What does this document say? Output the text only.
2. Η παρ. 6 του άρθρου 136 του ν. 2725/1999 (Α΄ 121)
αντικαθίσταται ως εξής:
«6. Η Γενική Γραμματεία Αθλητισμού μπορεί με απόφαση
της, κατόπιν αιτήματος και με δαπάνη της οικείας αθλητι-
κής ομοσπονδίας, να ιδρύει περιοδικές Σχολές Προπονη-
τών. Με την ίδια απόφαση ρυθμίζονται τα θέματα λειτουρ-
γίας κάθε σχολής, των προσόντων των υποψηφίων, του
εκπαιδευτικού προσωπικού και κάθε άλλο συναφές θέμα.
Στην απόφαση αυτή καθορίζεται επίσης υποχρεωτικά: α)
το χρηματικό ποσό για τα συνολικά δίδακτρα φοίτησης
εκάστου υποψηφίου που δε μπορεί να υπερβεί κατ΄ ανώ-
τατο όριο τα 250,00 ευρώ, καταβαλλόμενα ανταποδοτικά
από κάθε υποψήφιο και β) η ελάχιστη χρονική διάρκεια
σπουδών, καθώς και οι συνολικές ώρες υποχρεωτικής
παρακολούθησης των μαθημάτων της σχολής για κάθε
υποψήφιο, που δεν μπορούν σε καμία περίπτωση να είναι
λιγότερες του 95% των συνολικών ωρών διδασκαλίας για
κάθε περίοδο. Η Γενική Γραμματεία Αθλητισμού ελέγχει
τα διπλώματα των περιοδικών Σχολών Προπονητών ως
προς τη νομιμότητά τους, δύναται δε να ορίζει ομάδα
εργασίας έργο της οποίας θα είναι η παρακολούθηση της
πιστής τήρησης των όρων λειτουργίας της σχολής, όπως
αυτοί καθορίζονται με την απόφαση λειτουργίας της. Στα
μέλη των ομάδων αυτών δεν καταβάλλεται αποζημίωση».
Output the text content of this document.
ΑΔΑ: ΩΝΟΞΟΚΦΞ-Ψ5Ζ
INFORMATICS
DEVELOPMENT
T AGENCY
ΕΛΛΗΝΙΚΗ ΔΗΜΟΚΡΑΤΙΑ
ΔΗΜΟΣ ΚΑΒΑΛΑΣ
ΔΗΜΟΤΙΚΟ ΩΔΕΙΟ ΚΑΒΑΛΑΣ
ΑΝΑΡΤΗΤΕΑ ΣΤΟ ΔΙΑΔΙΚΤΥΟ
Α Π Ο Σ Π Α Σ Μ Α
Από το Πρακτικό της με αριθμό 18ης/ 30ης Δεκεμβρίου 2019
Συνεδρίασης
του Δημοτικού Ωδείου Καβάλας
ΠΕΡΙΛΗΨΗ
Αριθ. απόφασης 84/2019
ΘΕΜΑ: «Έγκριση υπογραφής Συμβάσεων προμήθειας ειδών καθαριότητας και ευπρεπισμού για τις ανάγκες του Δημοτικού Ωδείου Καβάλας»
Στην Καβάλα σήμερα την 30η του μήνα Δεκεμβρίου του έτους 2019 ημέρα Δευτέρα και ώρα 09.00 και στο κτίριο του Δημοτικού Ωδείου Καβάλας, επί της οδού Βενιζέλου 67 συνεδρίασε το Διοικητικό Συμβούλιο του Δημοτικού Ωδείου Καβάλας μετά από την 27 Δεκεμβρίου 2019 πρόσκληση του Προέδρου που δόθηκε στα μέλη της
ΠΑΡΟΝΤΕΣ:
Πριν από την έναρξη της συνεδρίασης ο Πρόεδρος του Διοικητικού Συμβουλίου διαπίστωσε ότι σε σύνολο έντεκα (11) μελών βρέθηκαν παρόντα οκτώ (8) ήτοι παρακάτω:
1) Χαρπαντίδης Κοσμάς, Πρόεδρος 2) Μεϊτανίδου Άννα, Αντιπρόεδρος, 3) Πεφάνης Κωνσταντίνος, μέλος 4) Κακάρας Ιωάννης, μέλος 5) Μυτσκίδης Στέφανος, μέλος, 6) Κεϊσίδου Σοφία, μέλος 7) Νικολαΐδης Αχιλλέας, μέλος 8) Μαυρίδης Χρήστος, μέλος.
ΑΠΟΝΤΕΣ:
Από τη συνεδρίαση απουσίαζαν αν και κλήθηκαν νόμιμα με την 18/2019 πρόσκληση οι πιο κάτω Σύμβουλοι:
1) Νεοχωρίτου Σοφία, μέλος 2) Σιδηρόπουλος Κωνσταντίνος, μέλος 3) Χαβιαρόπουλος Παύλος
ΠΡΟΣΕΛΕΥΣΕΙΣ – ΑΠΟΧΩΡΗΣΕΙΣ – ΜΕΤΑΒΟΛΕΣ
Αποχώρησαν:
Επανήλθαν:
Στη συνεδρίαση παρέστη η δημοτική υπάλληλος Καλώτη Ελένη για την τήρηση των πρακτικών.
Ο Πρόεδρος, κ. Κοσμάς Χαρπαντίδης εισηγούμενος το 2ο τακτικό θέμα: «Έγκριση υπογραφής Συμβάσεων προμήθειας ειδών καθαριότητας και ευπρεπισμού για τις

# # # # #

# The problem
Extract each line holding the string "text".

# Right answer
What does this document say? Output the text only.
Output the text content of this document.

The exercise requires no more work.